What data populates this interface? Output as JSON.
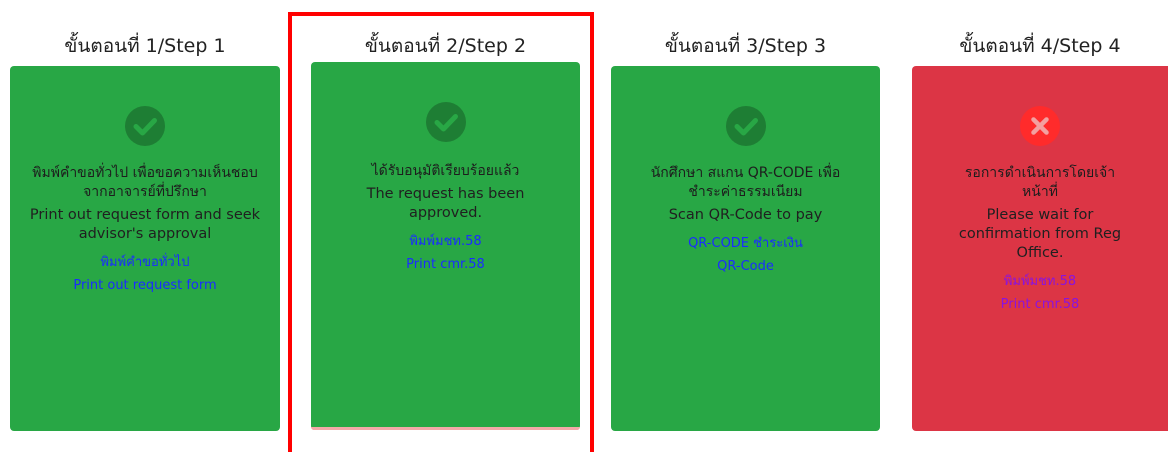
{
  "steps": [
    {
      "title": "ขั้นตอนที่ 1/Step 1",
      "status": "complete",
      "icon": "check-circle-icon",
      "thai_text": "พิมพ์คำขอทั่วไป เพื่อขอความเห็นชอบจากอาจารย์ที่ปรึกษา",
      "eng_text": "Print out request form and seek advisor's approval",
      "links": [
        "พิมพ์คำขอทั่วไป",
        "Print out request form"
      ]
    },
    {
      "title": "ขั้นตอนที่ 2/Step 2",
      "status": "complete",
      "icon": "check-circle-icon",
      "thai_text": "ได้รับอนุมัติเรียบร้อยแล้ว",
      "eng_text": "The request has been approved.",
      "links": [
        "พิมพ์มชท.58",
        "Print cmr.58"
      ]
    },
    {
      "title": "ขั้นตอนที่ 3/Step 3",
      "status": "complete",
      "icon": "check-circle-icon",
      "thai_text": "นักศึกษา สแกน QR-CODE เพื่อชำระค่าธรรมเนียม",
      "eng_text": "Scan QR-Code to pay",
      "links": [
        "QR-CODE ชำระเงิน",
        "QR-Code"
      ]
    },
    {
      "title": "ขั้นตอนที่ 4/Step 4",
      "status": "pending",
      "icon": "x-circle-icon",
      "thai_text": "รอการดำเนินการโดยเจ้าหน้าที่",
      "eng_text": "Please wait for confirmation from Reg Office.",
      "links": [
        "พิมพ์มชท.58",
        "Print cmr.58"
      ]
    }
  ],
  "colors": {
    "success": "#28a745",
    "danger": "#dc3545",
    "icon_dark": "#1e7e34",
    "icon_red": "#ff2b2b",
    "link_blue": "#1a2cff",
    "link_purple": "#8a13e0",
    "highlight": "#ff0000"
  }
}
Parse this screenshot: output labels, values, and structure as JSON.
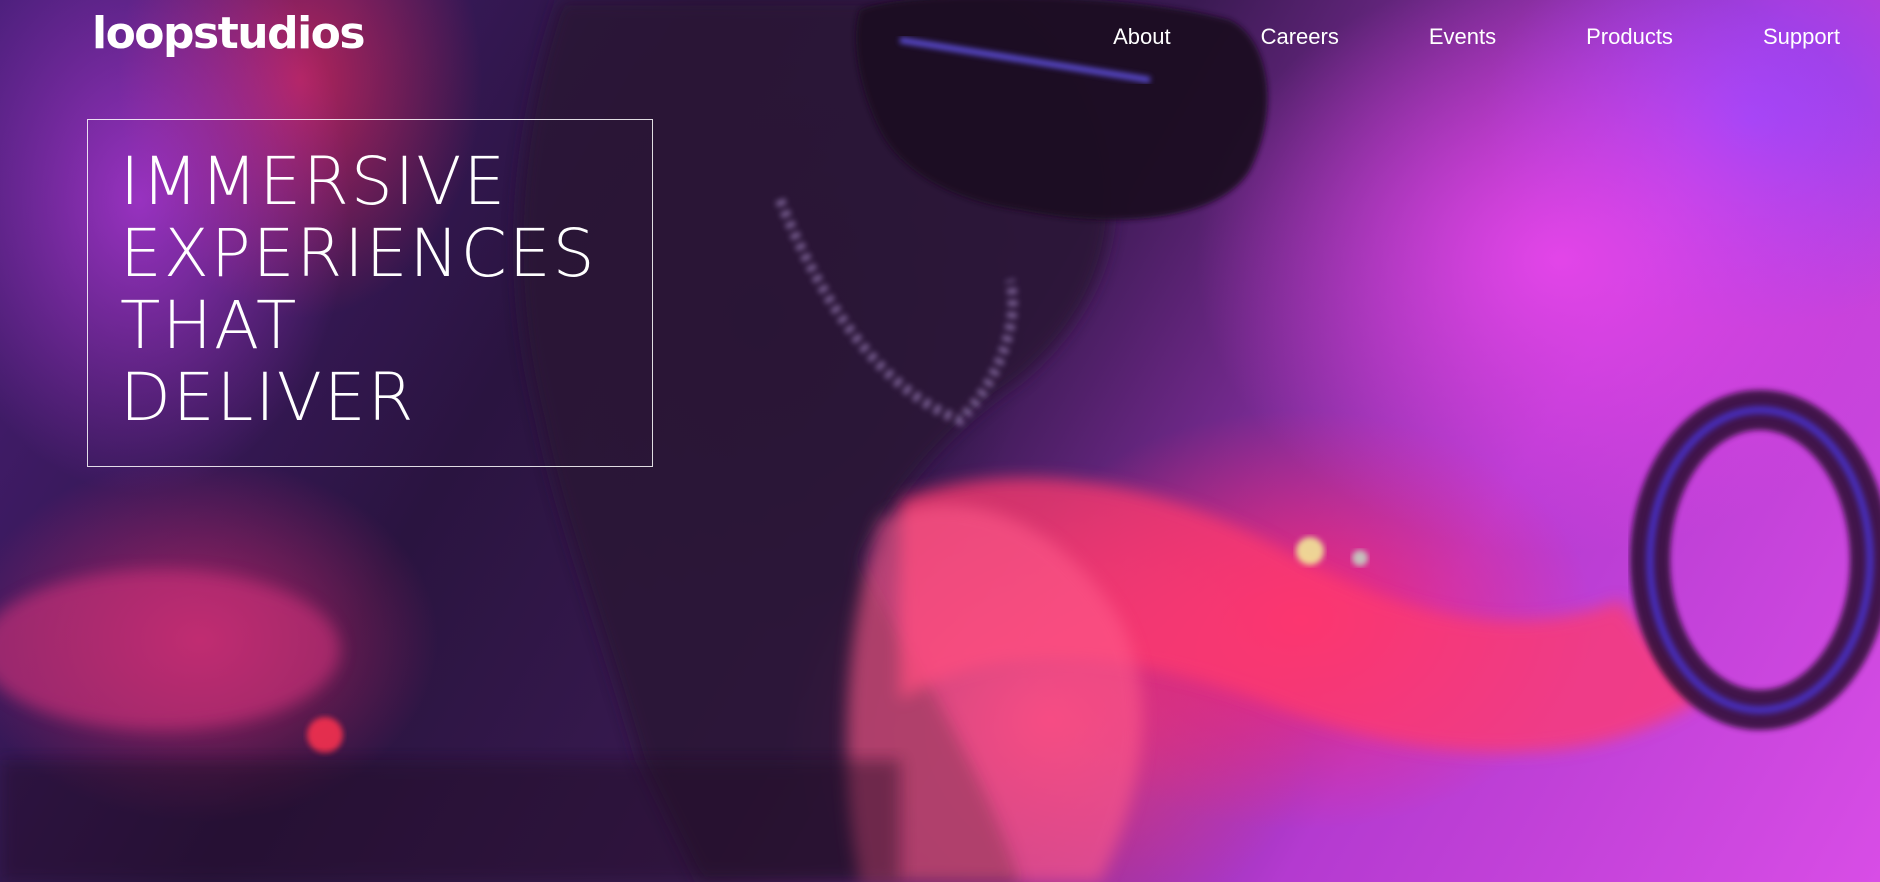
{
  "brand": {
    "logo_text": "loopstudios"
  },
  "nav": {
    "links": [
      {
        "label": "About"
      },
      {
        "label": "Careers"
      },
      {
        "label": "Events"
      },
      {
        "label": "Products"
      },
      {
        "label": "Support"
      }
    ]
  },
  "hero": {
    "headline_lines": [
      "IMMERSIVE",
      "EXPERIENCES",
      "THAT",
      "DELIVER"
    ],
    "image_description_icon": "vr-headset-photo"
  },
  "colors": {
    "text": "#ffffff",
    "magenta": "#d84de6",
    "pink": "#ff2870",
    "violet": "#4a1f7a"
  }
}
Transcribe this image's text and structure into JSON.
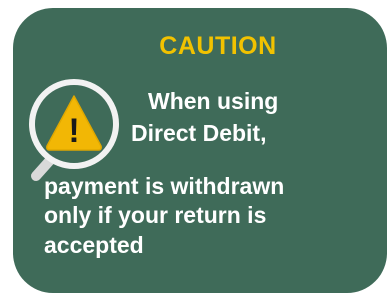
{
  "caution": {
    "title": "CAUTION",
    "lines": [
      "When using",
      "Direct Debit,",
      "payment is withdrawn",
      "only if your return is",
      "accepted"
    ]
  },
  "icon": {
    "name": "warning-magnifier-icon",
    "symbol": "!"
  },
  "colors": {
    "panel": "#3f6b59",
    "title": "#f2c200",
    "text": "#ffffff",
    "warning_triangle": "#f2b705"
  }
}
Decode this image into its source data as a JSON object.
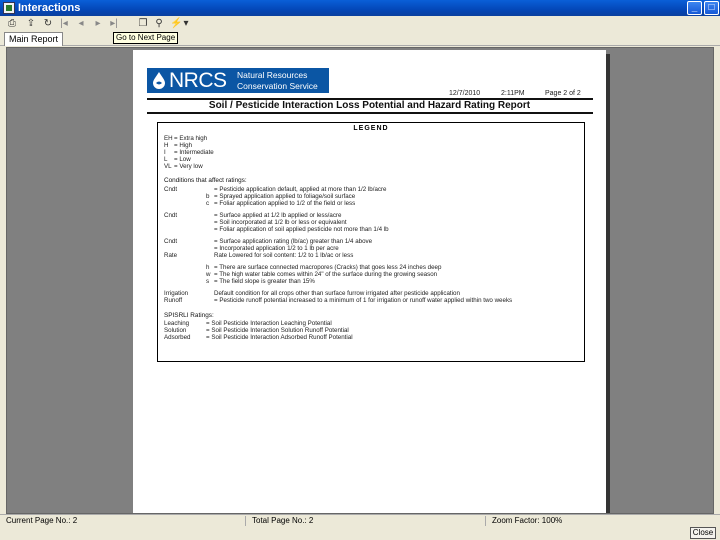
{
  "window": {
    "title": "Interactions",
    "minimize_label": "_",
    "maximize_label": "□"
  },
  "toolbar": {
    "icons": [
      {
        "name": "print-icon",
        "glyph": "⎙"
      },
      {
        "name": "export-icon",
        "glyph": "⇪"
      },
      {
        "name": "refresh-icon",
        "glyph": "↻"
      },
      {
        "name": "first-page-icon",
        "glyph": "|◂"
      },
      {
        "name": "previous-page-icon",
        "glyph": "◂"
      },
      {
        "name": "next-page-icon",
        "glyph": "▸"
      },
      {
        "name": "last-page-icon",
        "glyph": "▸|"
      },
      {
        "name": "copy-icon",
        "glyph": "❐"
      },
      {
        "name": "search-icon",
        "glyph": "⚲"
      },
      {
        "name": "zoom-icon",
        "glyph": "⚡"
      },
      {
        "name": "dropdown-icon",
        "glyph": "▾"
      }
    ]
  },
  "tab": {
    "label": "Main Report"
  },
  "tooltip": {
    "text": "Go to Next Page"
  },
  "report": {
    "logo_abbr": "NRCS",
    "logo_full": "Natural Resources\nConservation Service",
    "date": "12/7/2010",
    "time": "2:11PM",
    "page_label": "Page 2 of 2",
    "title": "Soil / Pesticide Interaction Loss Potential and Hazard Rating Report",
    "legend_title": "LEGEND",
    "legend_rows": [
      {
        "k": "EH",
        "v": "= Extra high"
      },
      {
        "k": "H",
        "v": "= High"
      },
      {
        "k": "I",
        "v": "= Intermediate"
      },
      {
        "k": "L",
        "v": "= Low"
      },
      {
        "k": "VL",
        "v": "= Very low"
      }
    ],
    "conditions_title": "Conditions that affect ratings:",
    "conditions": [
      {
        "k": "Cndt",
        "i": "",
        "v": "= Pesticide application default, applied at more than 1/2 lb/acre"
      },
      {
        "k": "",
        "i": "b",
        "v": "= Sprayed application applied to foliage/soil surface"
      },
      {
        "k": "",
        "i": "c",
        "v": "= Foliar application applied to 1/2 of the field or less"
      },
      {
        "k": "Cndt",
        "i": "",
        "v": "= Surface applied at 1/2 lb applied or less/acre"
      },
      {
        "k": "",
        "i": "",
        "v": "= Soil incorporated at 1/2 lb or less or equivalent"
      },
      {
        "k": "",
        "i": "",
        "v": "= Foliar application of soil applied pesticide not more than 1/4 lb"
      },
      {
        "k": "Cndt",
        "i": "",
        "v": "= Surface application rating (lb/ac) greater than 1/4 above"
      },
      {
        "k": "",
        "i": "",
        "v": "= Incorporated application 1/2 to 1 lb per acre"
      },
      {
        "k": "Rate",
        "i": "",
        "v": "Rate Lowered for soil content: 1/2 to 1 lb/ac or less"
      },
      {
        "k": "",
        "i": "h",
        "v": "= There are surface connected macropores (Cracks) that goes less 24 inches deep"
      },
      {
        "k": "",
        "i": "w",
        "v": "= The high water table comes within 24\" of the surface during the growing season"
      },
      {
        "k": "",
        "i": "s",
        "v": "= The field slope is greater than 15%"
      },
      {
        "k": "Irrigation",
        "i": "",
        "v": "Default condition for all crops other than surface furrow irrigated after pesticide application"
      },
      {
        "k": "Runoff",
        "i": "",
        "v": "= Pesticide runoff potential increased to a minimum of 1 for irrigation or runoff water applied within two weeks"
      }
    ],
    "ratings_title": "SPISRLI Ratings:",
    "ratings": [
      {
        "k": "Leaching",
        "v": "= Soil Pesticide Interaction Leaching Potential"
      },
      {
        "k": "Solution",
        "v": "= Soil Pesticide Interaction Solution Runoff Potential"
      },
      {
        "k": "Adsorbed",
        "v": "= Soil Pesticide Interaction Adsorbed Runoff Potential"
      }
    ]
  },
  "status": {
    "current_page": "Current Page No.: 2",
    "total_pages": "Total Page No.: 2",
    "zoom": "Zoom Factor: 100%"
  },
  "close_label": "Close"
}
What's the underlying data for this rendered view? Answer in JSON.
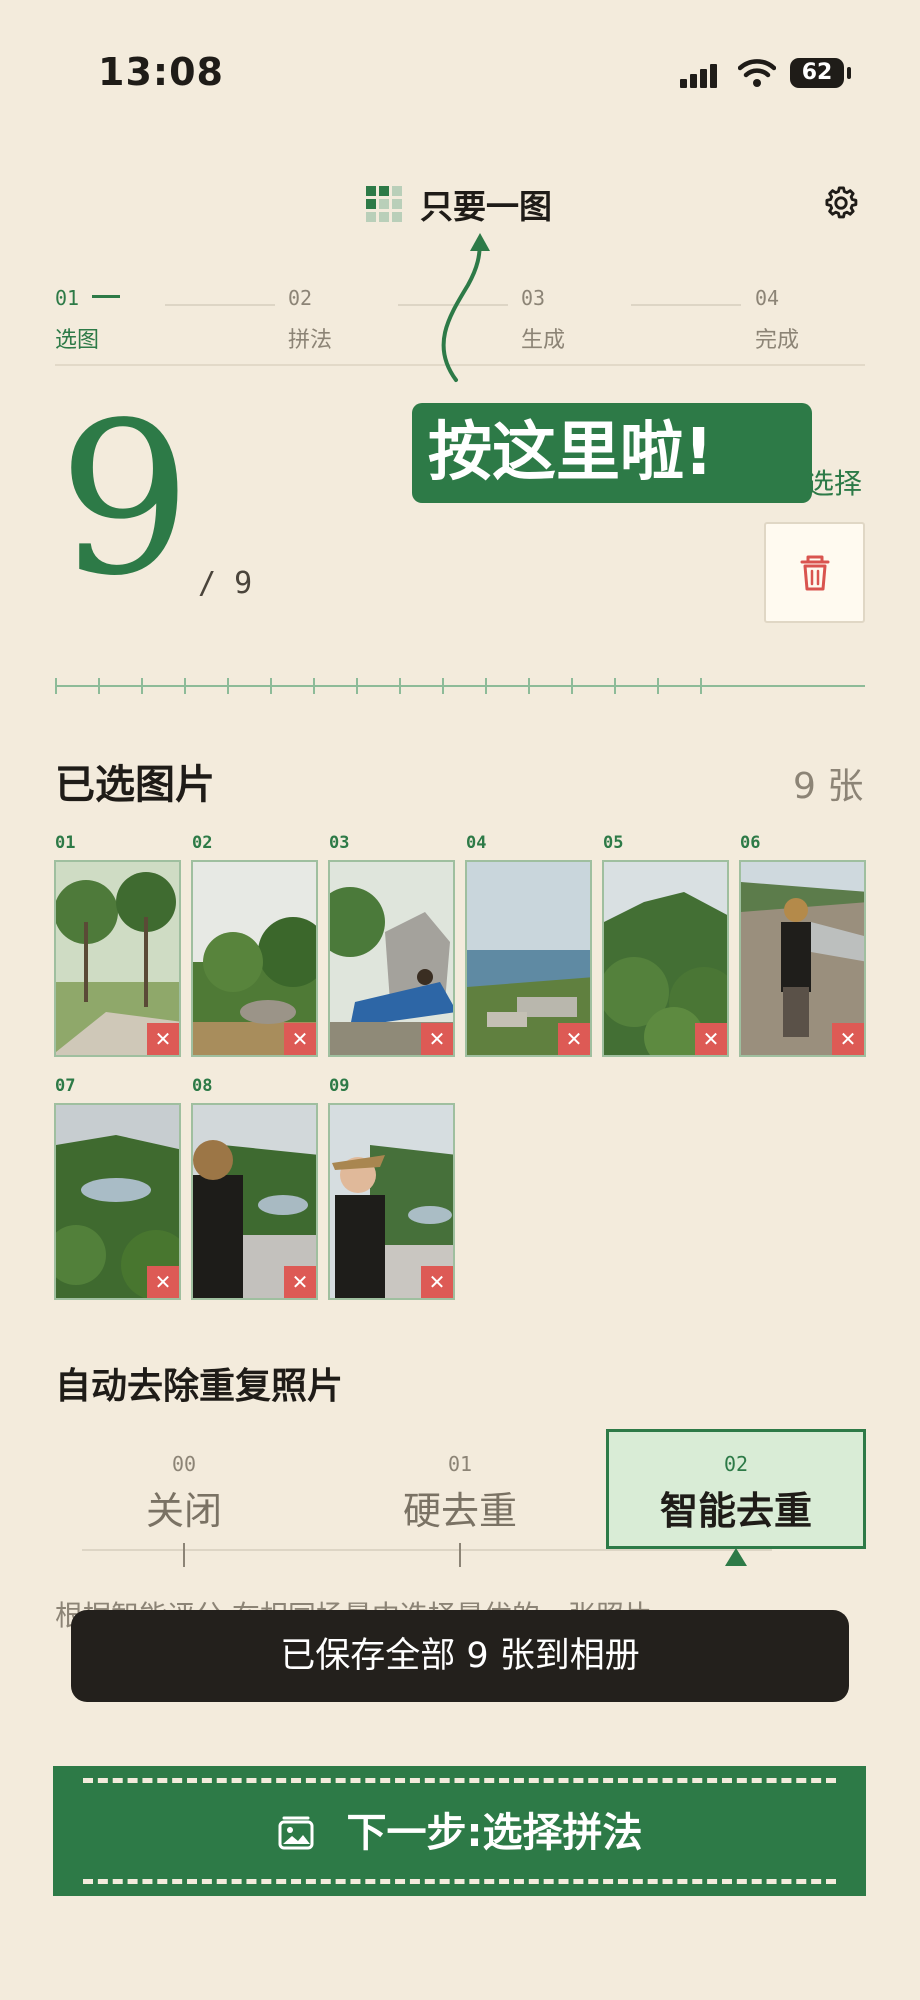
{
  "status_bar": {
    "time": "13:08",
    "battery": "62"
  },
  "header": {
    "title": "只要一图"
  },
  "steps": [
    {
      "num": "01",
      "label": "选图",
      "active": true
    },
    {
      "num": "02",
      "label": "拼法",
      "active": false
    },
    {
      "num": "03",
      "label": "生成",
      "active": false
    },
    {
      "num": "04",
      "label": "完成",
      "active": false
    }
  ],
  "counter": {
    "selected": "9",
    "total": "/ 9"
  },
  "overlay_tip": {
    "text": "按这里啦!"
  },
  "reselect_label": "选择",
  "selected_section": {
    "title": "已选图片",
    "count": "9 张",
    "photos": [
      {
        "num": "01"
      },
      {
        "num": "02"
      },
      {
        "num": "03"
      },
      {
        "num": "04"
      },
      {
        "num": "05"
      },
      {
        "num": "06"
      },
      {
        "num": "07"
      },
      {
        "num": "08"
      },
      {
        "num": "09"
      }
    ]
  },
  "dedup": {
    "title": "自动去除重复照片",
    "options": [
      {
        "num": "00",
        "label": "关闭"
      },
      {
        "num": "01",
        "label": "硬去重"
      },
      {
        "num": "02",
        "label": "智能去重"
      }
    ],
    "selected_option": "智能去重",
    "description": "根据智能评分,在相同场景中选择最优的一张照片"
  },
  "toast": {
    "text": "已保存全部 9 张到相册"
  },
  "next_button": {
    "label": "下一步:选择拼法"
  },
  "colors": {
    "accent": "#2d7a47",
    "background": "#f3ebdc",
    "delete": "#dd5a55"
  }
}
* * *
> **The request**: Check each line above for the string "acre" and show the ones that have it.

> **Full output**:
        "v": "= Pesticide application default, applied at more than 1/2 lb/acre"
        "v": "= Surface applied at 1/2 lb applied or less/acre"
        "v": "= Incorporated application 1/2 to 1 lb per acre"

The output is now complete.